>> start

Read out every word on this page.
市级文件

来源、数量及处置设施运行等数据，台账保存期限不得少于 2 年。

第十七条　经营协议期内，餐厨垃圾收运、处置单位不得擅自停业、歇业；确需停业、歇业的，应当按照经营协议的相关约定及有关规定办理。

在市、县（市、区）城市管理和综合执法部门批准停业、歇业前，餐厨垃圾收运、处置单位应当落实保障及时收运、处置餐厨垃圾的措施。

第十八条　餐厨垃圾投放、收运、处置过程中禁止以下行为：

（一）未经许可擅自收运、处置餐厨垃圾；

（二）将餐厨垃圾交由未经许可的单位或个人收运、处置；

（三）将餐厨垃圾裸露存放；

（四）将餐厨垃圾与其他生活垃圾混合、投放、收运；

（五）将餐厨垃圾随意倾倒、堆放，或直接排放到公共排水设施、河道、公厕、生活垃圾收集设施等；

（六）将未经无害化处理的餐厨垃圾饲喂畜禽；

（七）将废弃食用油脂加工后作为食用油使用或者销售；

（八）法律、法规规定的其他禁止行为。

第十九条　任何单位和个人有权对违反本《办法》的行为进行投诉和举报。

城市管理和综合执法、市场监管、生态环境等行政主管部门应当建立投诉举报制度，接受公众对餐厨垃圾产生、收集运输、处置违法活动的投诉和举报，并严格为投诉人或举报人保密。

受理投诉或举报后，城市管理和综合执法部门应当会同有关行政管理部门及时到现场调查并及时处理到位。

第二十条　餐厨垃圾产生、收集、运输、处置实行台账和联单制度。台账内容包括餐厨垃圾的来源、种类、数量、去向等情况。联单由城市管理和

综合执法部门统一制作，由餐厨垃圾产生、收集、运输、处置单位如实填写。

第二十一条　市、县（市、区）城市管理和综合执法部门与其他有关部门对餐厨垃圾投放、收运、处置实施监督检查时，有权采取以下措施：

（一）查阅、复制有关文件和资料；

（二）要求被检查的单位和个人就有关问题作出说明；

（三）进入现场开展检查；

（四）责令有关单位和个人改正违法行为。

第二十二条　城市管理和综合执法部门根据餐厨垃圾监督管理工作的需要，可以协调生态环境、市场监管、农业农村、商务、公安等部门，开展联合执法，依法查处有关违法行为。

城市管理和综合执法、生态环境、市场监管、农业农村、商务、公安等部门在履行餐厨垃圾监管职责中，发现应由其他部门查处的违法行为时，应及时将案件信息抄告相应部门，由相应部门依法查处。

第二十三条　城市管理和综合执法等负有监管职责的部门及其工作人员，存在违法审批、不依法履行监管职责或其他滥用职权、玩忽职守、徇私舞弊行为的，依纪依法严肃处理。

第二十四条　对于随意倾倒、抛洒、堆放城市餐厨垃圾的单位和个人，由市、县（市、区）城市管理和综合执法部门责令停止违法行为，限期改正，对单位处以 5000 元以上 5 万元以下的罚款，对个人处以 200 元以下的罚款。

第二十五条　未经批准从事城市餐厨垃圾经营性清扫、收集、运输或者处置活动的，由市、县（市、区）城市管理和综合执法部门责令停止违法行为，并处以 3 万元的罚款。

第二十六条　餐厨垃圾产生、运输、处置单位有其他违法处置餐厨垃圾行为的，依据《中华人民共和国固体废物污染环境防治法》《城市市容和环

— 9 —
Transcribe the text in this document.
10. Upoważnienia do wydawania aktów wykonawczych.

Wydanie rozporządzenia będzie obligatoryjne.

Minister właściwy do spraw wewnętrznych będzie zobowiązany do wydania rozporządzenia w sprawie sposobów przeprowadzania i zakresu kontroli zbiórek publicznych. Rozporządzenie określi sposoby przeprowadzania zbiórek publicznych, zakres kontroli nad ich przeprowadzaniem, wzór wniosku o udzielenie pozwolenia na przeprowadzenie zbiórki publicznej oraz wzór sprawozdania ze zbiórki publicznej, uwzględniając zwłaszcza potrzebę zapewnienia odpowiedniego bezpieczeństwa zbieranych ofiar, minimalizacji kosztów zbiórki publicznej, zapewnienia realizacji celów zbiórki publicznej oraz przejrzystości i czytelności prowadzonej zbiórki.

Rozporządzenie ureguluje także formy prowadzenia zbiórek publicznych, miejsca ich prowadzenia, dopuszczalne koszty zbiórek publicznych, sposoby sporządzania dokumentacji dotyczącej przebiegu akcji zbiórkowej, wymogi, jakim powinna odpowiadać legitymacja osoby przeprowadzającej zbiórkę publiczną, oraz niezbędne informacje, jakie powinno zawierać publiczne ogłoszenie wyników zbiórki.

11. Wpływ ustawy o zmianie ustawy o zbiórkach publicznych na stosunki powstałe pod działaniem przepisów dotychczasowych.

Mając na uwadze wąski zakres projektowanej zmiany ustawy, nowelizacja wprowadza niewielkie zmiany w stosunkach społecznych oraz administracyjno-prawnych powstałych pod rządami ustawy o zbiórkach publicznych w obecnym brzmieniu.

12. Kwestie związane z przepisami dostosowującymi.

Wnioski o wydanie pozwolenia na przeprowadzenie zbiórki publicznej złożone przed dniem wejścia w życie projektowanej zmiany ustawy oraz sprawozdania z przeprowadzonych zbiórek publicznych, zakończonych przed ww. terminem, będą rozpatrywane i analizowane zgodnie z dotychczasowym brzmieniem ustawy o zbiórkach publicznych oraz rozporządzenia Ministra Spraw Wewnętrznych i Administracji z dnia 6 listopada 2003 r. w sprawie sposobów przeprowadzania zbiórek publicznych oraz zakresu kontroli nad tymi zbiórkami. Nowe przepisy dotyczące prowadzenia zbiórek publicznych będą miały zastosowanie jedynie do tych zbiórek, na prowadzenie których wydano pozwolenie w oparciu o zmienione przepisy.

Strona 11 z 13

>> end

Find every line in the records above that holds the word "projektowanej", and copy each one.

Mając na uwadze wąski zakres projektowanej zmiany ustawy, nowelizacja wprowadza niewielkie zmiany w stosunkach społecznych oraz administracyjno-prawnych powstałych pod rządami ustawy o zbiórkach publicznych w obecnym brzmieniu.
Wnioski o wydanie pozwolenia na przeprowadzenie zbiórki publicznej złożone przed dniem wejścia w życie projektowanej zmiany ustawy oraz sprawozdania z przeprowadzonych zbiórek publicznych, zakończonych przed ww. terminem, będą rozpatrywane i analizowane zgodnie z dotychczasowym brzmieniem ustawy o zbiórkach publicznych oraz rozporządzenia Ministra Spraw Wewnętrznych i Administracji z dnia 6 listopada 2003 r. w sprawie sposobów przeprowadzania zbiórek publicznych oraz zakresu kontroli nad tymi zbiórkami. Nowe przepisy dotyczące prowadzenia zbiórek publicznych będą miały zastosowanie jedynie do tych zbiórek, na prowadzenie których wydano pozwolenie w oparciu o zmienione przepisy.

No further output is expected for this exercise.